Goal:
Tally the lines below that contain "this". The number is the whole answer.

Task data:
▼

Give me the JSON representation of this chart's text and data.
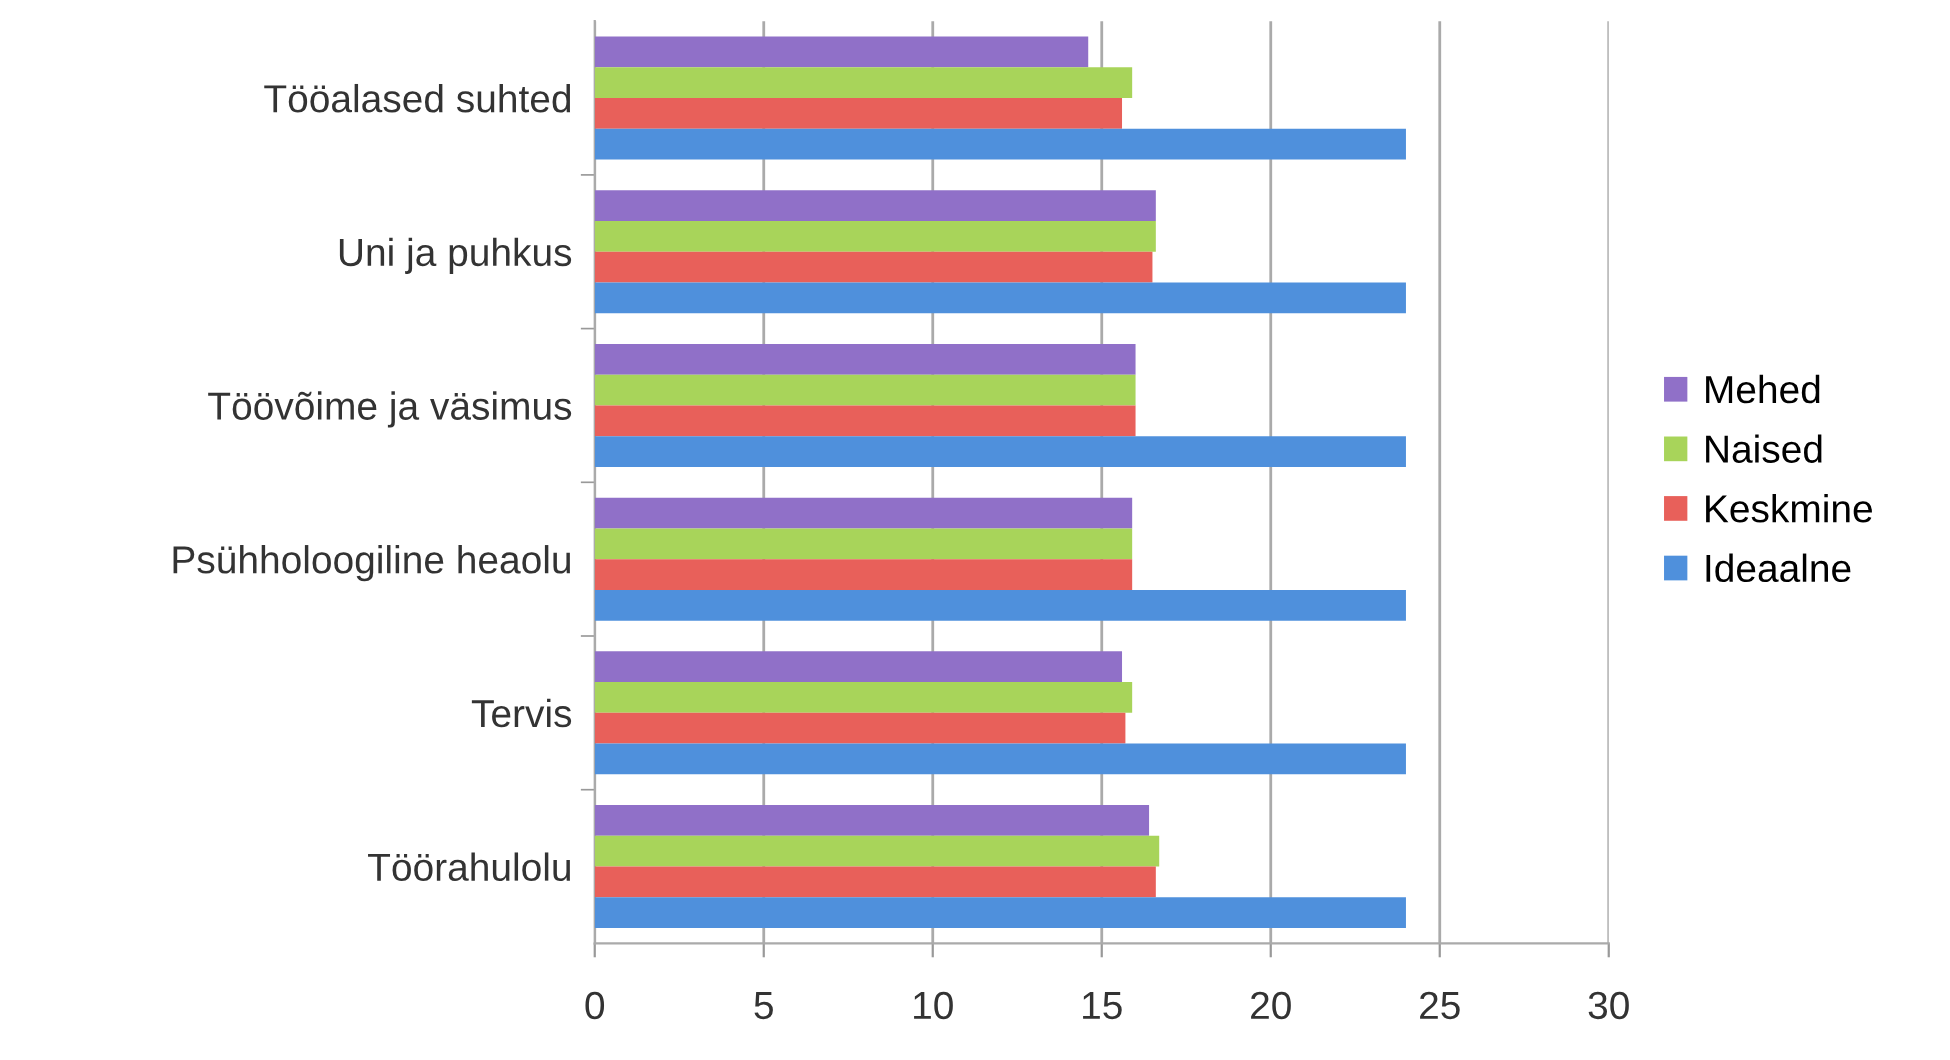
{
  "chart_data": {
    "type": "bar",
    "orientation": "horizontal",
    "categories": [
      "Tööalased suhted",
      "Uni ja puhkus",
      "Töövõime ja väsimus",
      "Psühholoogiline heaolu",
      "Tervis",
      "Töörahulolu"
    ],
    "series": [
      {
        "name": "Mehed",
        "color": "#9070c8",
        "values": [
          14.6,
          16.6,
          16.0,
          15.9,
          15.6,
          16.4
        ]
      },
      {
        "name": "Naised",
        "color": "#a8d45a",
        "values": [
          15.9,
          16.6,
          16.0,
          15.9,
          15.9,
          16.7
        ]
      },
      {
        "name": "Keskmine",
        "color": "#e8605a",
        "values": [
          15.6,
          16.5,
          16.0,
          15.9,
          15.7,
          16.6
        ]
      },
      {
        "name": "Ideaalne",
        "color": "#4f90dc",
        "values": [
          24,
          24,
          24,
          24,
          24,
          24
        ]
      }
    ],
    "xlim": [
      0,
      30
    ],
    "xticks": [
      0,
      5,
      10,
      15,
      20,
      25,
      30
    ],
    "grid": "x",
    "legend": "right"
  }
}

▲
▼

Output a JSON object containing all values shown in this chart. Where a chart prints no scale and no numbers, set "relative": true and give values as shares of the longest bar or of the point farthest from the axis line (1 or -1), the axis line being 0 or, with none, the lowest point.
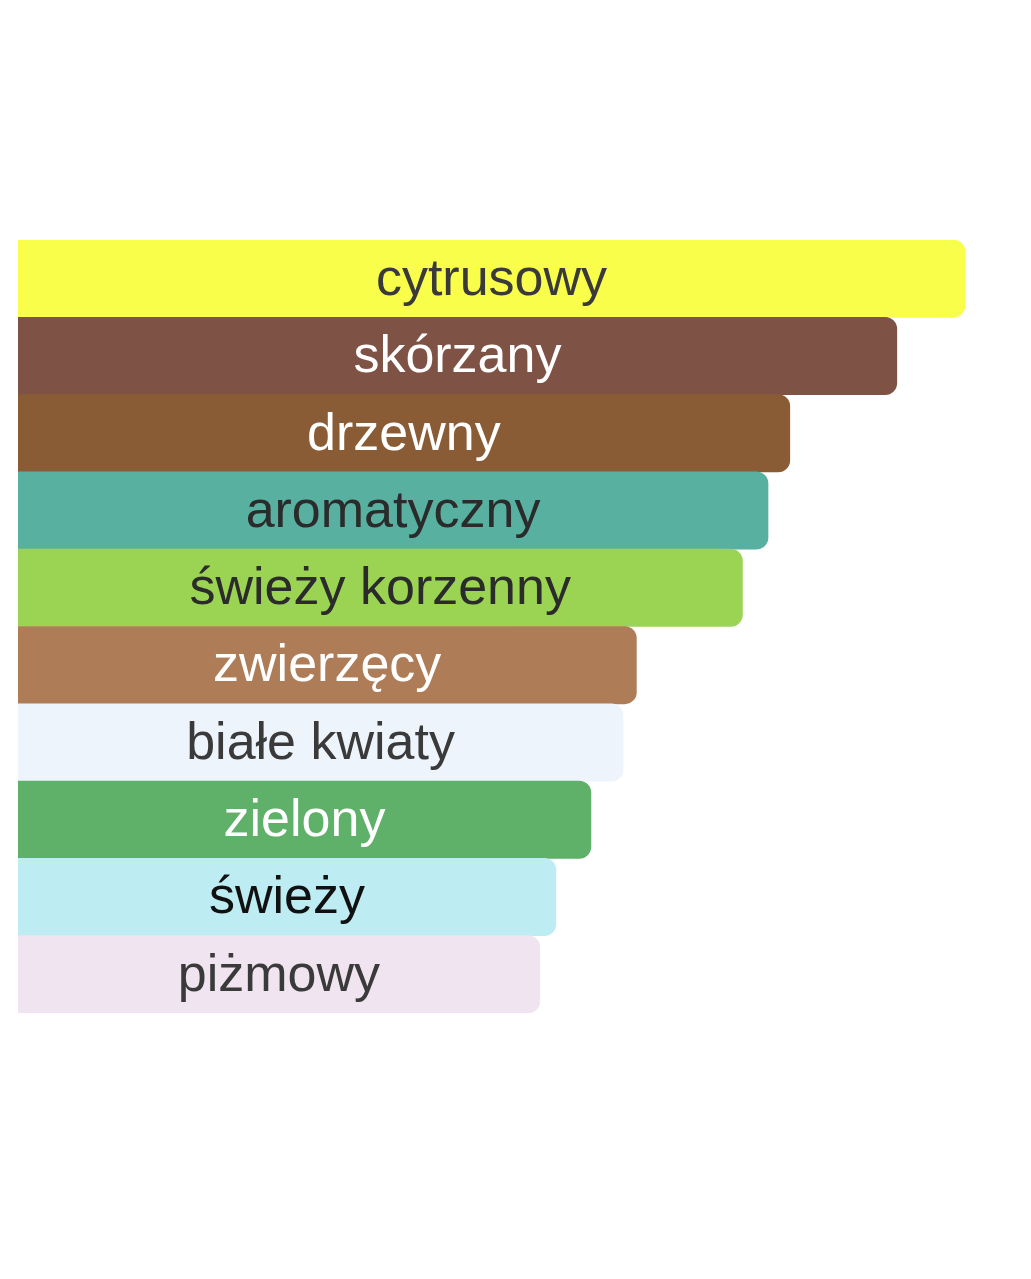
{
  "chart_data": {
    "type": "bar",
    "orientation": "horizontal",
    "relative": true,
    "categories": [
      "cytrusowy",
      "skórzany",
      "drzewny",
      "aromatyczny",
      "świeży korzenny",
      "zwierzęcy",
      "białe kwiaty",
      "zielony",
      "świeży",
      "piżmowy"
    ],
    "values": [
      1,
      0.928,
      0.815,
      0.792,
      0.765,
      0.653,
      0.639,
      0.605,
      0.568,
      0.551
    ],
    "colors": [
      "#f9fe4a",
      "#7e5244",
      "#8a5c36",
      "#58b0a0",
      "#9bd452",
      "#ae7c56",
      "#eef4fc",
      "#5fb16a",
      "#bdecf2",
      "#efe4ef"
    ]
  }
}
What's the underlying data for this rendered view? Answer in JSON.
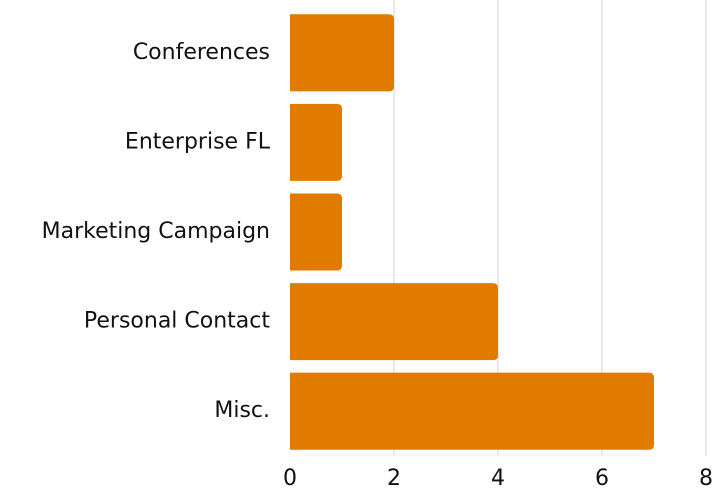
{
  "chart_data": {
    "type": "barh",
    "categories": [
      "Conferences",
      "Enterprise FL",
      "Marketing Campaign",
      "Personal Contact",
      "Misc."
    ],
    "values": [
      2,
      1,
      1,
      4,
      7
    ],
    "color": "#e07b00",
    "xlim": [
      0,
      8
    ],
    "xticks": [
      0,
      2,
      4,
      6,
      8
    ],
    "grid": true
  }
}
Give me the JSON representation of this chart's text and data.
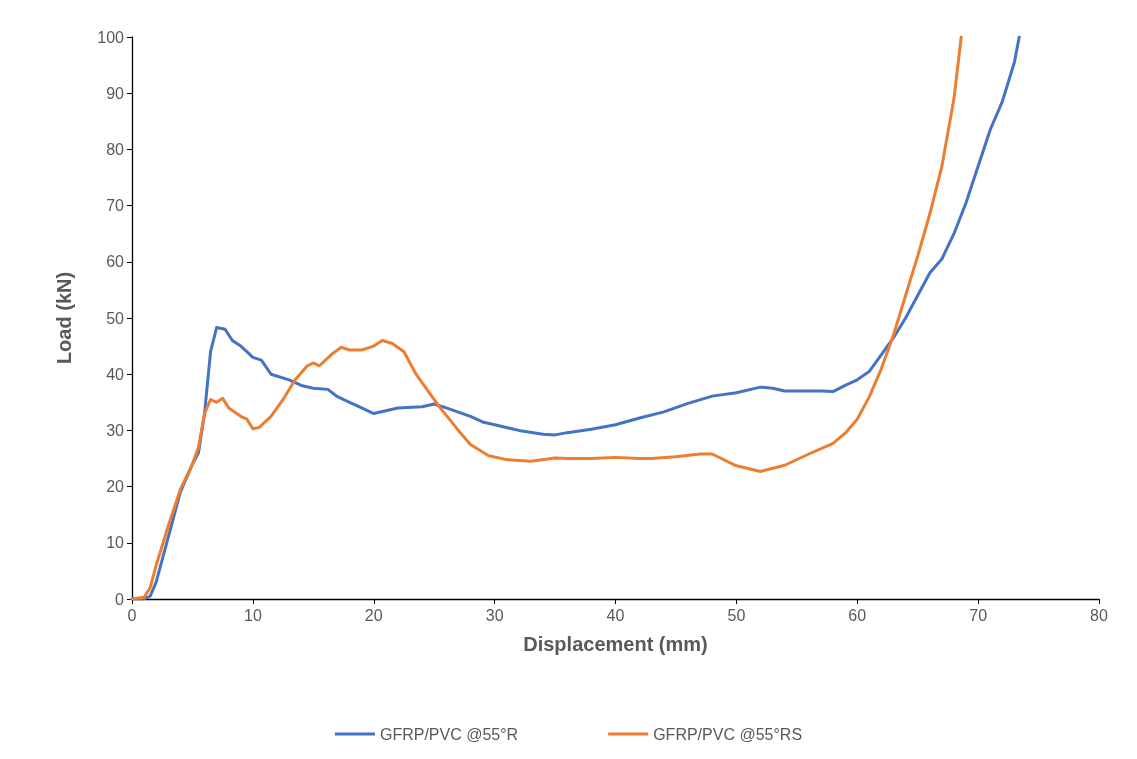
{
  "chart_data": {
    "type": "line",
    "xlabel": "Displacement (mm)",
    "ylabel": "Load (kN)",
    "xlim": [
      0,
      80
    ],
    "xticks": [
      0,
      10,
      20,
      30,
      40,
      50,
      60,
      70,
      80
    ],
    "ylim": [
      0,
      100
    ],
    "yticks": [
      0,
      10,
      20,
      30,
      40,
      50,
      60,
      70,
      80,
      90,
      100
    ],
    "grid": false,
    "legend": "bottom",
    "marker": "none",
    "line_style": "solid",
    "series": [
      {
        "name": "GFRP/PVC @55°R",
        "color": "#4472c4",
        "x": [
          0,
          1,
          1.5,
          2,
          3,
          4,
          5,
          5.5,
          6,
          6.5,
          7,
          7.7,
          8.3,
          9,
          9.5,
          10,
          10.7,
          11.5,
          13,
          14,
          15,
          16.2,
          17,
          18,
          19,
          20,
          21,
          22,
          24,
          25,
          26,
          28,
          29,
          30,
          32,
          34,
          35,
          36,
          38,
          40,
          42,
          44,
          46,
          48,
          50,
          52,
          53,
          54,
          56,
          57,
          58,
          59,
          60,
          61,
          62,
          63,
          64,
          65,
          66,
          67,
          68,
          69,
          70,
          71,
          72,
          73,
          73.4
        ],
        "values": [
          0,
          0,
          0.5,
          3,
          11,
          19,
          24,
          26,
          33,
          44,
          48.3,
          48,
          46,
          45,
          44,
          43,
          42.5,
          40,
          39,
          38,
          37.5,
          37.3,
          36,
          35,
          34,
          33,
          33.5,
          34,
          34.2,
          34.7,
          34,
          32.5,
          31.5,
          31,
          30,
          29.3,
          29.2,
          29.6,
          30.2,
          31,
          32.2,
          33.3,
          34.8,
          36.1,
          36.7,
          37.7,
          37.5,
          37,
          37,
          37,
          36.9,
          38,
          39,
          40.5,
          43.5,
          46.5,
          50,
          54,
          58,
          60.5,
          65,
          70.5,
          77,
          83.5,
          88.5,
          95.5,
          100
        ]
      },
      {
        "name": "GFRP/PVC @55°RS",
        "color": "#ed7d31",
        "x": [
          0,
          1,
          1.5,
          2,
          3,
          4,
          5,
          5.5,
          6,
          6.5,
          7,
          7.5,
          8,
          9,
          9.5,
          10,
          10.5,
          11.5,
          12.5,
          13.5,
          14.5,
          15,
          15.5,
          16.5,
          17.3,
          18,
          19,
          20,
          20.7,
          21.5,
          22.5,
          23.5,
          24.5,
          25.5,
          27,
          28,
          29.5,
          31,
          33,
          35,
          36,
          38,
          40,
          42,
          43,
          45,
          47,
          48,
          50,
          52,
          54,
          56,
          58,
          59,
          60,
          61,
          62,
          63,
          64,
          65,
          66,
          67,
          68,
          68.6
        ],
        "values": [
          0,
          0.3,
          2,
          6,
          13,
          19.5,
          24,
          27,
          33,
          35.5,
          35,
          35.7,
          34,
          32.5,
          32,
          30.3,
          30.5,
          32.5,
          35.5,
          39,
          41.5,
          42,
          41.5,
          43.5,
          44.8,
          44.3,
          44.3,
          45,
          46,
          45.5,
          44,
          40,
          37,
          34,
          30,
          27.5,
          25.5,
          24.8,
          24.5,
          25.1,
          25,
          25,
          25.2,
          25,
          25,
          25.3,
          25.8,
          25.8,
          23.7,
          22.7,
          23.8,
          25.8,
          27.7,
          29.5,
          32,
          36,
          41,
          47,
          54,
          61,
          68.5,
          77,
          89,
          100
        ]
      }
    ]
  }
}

▲

Task output:
4